* [WHAT THE EXERCISE ASKS]: In the passage on TCPA standing, what per-violation damages amount does the quoted private-right-of-action provision allow?

Lujan, 504 U.S. at 563, 112 S.Ct. at 2137–38 (alteration in original) (citation omitted) (quoting Sierra Club v. Morton, 405 U.S. 727, 739, 92 S.Ct. 1361, 1368, 31 L.Ed.2d 636 (1972)) (internal quotation marks omitted).

Here, the unrefuted occupation of Palm Beach Golf's fax machine supplies the specific act directly affecting Plaintiff that violated Plaintiff's legal rights.

Such rights do not need to be expressly delineated in the statute, but may be inferred from conduct prohibited by it. For example, Title VII of the Civil Rights Act of 1964 does not expressly provide that citizens have a right to be free from particular kinds of employment discrimination. See42 U.S.C. § 2000e–2 et seq. Rather it declares certain discriminatory employment practices by covered employers to be unlawful. See id. Yet, there is no doubt that an “aggrieved” plaintiff subject to an unlawful employment practice under Title VII has an injury in fact sufficient to support Article III standing. See Thompson v. N. Am. Stainless, LP., 562 U.S. 170, 177–79, 131 S.Ct. 863, 870, 178 L.Ed.2d 694 (2011).

The TCPA, in this instance, creates such a cognizable right. It is clear from the legislative history of the statute that the TCPA's prohibition against sending unsolicited fax advertisements was intended to protect citizens from the loss of the use of their fax machines during the transmission of fax data. SeeH.R. REP. NO. 102–317, at 10 (1991) (“FACSIMILE ADVERTISING [:] ... This type of telemarketing is problematic for two reasons. First, it shifts some of the costs of advertising from the sender to the recipient. Second, it occupies the recipient's facsimile machine so that it is unavailable for legitimate business messages while processing and printing the junk fax.” (emphasis added)).

Further, Congress created a private right of action for enforcement of violations of the statute in section 227(b)(3) and provided statutory damages

for a “junk” fax recipient. TCPA, 47 U.S.C. § 227(b)(3) (2006). Notably, a prevailing plaintiff need not have suffered any monetary loss in order to recover statutory damages. Chapman v. Wagener Equities, Inc., 747 F.3d 489, 491 (7th Cir.2014) (“[N]o monetary loss need be shown to entitle the junk-fax recipient to statutory damages.”).

The provision providing for statutory damages reads as follows:
(3) Private right of action


A person or entity may, if otherwise permitted by the laws or rules of court of a State, bring in an appropriate court of that State—


(A) an action based on a violation of this subsection or the regulations prescribed under this subsection to enjoin such violation,
(B) an action to recover for actual monetary loss from such a violation, or to receive $500 in damages for each such violation, whichever is greater, or
(C) both such actions.

* [INFORMATION]:
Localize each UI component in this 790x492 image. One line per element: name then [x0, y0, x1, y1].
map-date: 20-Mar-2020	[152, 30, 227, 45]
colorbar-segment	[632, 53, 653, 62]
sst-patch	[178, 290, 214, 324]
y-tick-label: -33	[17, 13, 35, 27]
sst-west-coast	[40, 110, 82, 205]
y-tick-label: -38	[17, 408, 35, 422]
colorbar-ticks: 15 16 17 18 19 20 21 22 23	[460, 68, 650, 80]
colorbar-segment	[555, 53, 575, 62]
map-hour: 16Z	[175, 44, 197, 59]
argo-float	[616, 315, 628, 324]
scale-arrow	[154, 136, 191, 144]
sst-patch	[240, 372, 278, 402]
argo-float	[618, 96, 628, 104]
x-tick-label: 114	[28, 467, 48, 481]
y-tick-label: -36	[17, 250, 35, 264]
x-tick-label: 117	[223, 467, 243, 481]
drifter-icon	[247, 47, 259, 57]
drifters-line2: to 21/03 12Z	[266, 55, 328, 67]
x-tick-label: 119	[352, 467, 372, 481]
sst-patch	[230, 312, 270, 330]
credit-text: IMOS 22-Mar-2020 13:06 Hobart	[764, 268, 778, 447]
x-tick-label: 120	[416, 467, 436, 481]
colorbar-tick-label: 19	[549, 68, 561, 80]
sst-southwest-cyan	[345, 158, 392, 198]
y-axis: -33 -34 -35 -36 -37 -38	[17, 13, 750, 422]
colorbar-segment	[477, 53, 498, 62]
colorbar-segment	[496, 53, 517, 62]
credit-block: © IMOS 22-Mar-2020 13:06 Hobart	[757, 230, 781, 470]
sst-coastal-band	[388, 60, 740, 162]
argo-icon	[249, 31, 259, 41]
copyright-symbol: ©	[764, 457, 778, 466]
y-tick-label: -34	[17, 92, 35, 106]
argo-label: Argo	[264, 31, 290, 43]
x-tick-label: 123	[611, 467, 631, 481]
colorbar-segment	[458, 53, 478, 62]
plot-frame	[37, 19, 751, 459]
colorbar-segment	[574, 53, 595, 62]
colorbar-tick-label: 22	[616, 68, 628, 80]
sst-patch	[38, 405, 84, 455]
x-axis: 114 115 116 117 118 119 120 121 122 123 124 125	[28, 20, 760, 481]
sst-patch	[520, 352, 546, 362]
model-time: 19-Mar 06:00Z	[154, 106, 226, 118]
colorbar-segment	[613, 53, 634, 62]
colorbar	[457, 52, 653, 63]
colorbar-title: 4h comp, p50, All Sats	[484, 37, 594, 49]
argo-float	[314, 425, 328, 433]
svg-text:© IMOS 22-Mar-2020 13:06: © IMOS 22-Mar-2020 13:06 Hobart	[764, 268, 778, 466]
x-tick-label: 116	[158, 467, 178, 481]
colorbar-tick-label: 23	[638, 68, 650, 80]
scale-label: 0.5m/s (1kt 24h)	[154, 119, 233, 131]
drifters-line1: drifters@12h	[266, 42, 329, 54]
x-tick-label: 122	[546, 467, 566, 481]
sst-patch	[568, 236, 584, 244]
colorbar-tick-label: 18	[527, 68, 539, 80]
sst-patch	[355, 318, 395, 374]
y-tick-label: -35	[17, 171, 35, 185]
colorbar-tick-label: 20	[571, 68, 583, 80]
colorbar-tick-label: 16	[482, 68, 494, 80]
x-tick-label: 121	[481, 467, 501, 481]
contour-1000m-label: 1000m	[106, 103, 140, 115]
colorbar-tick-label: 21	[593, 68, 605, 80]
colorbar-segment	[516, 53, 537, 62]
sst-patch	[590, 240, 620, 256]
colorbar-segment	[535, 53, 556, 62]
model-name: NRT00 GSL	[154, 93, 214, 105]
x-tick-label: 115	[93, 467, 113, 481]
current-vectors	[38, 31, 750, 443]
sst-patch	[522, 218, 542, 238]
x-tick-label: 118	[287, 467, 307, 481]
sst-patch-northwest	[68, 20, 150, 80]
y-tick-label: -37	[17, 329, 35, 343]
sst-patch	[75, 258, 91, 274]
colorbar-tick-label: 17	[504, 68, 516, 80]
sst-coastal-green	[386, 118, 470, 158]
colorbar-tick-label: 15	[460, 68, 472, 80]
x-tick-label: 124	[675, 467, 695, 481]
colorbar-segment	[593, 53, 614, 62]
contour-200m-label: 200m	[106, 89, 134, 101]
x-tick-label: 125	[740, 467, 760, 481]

* [OUTPUT OF THE TASK]: $500 in damages for each violation, or actual monetary loss if that is greater.